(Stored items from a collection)
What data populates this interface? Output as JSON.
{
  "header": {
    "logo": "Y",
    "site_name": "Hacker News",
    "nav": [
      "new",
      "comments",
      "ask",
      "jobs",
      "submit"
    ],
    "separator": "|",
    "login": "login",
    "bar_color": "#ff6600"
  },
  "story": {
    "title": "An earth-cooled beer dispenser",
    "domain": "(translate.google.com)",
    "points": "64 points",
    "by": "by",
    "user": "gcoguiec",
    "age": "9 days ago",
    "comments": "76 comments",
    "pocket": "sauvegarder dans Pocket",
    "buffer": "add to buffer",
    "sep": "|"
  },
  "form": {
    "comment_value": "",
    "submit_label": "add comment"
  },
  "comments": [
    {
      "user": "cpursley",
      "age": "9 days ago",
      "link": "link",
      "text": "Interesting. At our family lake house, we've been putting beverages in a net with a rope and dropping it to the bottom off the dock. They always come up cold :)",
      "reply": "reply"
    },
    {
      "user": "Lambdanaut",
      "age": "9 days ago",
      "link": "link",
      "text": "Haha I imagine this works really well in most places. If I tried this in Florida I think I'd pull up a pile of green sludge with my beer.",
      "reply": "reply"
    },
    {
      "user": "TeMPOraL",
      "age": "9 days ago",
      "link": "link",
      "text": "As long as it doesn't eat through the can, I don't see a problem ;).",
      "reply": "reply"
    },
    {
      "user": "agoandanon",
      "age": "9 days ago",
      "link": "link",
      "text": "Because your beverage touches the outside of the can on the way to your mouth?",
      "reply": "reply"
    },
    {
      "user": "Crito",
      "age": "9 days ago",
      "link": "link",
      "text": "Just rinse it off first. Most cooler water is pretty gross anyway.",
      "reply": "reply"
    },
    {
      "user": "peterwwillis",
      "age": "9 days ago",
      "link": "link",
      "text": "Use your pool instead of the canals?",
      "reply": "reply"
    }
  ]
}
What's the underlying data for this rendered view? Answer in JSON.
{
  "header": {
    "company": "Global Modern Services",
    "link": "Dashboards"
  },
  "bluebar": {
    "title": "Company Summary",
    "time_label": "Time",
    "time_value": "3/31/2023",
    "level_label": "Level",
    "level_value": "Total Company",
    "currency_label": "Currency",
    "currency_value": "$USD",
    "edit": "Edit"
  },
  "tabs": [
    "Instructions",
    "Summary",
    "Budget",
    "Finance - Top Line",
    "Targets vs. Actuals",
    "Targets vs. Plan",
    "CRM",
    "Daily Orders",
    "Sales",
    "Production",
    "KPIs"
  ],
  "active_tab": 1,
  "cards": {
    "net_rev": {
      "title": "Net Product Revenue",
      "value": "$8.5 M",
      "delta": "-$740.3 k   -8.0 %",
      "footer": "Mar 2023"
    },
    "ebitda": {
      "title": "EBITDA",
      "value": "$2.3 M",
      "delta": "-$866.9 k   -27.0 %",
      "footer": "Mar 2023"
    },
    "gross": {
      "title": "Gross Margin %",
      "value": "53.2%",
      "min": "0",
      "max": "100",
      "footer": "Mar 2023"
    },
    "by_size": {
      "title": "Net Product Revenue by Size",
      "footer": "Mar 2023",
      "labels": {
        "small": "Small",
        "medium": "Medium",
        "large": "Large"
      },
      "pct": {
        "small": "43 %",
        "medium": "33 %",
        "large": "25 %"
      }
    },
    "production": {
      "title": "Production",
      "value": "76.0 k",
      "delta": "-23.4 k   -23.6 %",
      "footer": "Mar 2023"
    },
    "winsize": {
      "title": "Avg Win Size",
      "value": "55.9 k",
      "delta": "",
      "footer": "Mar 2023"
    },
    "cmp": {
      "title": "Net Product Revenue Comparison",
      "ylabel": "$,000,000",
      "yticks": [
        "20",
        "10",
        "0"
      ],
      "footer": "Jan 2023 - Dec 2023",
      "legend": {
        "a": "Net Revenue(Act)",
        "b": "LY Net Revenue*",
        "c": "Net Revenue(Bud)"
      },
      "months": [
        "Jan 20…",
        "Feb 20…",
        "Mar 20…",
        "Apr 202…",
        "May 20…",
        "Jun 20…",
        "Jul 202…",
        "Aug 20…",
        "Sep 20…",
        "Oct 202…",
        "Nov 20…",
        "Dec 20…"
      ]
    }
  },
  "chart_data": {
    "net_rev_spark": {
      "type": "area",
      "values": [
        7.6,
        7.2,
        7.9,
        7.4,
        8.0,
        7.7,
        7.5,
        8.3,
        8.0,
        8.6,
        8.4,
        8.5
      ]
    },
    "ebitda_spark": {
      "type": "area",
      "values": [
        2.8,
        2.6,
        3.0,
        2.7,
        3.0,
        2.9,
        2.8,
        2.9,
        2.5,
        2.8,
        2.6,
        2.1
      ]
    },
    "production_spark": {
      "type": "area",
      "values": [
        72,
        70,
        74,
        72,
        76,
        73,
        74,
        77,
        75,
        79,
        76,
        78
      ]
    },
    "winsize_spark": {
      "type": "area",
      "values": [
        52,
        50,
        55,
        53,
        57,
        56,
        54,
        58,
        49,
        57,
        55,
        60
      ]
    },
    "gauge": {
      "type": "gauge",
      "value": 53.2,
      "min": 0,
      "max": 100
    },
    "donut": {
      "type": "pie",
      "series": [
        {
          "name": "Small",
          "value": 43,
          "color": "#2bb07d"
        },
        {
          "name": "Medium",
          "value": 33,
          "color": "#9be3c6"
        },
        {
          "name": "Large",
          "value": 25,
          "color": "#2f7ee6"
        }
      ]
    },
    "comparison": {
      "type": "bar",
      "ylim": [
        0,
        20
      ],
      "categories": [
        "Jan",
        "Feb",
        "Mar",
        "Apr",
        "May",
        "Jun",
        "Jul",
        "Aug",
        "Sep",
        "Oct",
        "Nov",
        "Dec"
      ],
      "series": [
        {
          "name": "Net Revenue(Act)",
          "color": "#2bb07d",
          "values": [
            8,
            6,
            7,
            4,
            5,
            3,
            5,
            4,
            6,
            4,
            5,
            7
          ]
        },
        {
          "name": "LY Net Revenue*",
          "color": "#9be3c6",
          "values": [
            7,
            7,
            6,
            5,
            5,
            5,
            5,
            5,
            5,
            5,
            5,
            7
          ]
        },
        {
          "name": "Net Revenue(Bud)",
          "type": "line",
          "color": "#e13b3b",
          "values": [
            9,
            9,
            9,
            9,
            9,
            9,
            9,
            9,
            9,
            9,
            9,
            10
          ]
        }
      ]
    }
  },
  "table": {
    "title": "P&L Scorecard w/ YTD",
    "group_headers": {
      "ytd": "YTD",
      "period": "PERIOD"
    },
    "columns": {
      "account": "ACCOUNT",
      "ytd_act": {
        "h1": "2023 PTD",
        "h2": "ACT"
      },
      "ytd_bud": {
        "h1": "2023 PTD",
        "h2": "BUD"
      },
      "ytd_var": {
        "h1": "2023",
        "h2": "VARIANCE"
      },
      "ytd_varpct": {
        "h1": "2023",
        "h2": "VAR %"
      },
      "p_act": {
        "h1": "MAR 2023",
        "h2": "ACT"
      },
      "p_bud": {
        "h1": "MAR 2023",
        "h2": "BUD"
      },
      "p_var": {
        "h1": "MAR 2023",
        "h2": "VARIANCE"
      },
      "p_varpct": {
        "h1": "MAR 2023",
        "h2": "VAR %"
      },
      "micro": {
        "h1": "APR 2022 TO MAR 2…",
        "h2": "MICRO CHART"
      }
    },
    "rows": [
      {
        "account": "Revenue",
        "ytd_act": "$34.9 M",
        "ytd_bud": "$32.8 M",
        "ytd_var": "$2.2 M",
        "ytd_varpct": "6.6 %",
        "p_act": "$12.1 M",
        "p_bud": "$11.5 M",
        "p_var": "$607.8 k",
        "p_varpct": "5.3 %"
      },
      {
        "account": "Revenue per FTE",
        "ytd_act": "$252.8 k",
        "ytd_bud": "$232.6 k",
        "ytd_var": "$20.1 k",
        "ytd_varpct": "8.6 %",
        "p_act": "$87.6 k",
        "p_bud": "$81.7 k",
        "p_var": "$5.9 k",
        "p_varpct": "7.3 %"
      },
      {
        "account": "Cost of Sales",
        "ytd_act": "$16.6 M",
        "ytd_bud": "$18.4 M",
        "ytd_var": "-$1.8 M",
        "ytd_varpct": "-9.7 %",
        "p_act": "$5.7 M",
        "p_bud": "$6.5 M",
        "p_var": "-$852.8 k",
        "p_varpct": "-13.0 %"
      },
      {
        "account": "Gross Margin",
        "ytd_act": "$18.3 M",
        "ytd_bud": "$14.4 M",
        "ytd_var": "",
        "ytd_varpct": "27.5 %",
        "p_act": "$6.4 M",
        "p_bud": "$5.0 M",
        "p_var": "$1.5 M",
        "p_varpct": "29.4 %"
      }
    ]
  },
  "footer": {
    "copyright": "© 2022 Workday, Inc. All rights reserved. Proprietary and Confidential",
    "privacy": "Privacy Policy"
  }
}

> _What is expected_:
In the entries above, some lines may contain the string "this"; report how many, without additional comment.

> _Task response_:
3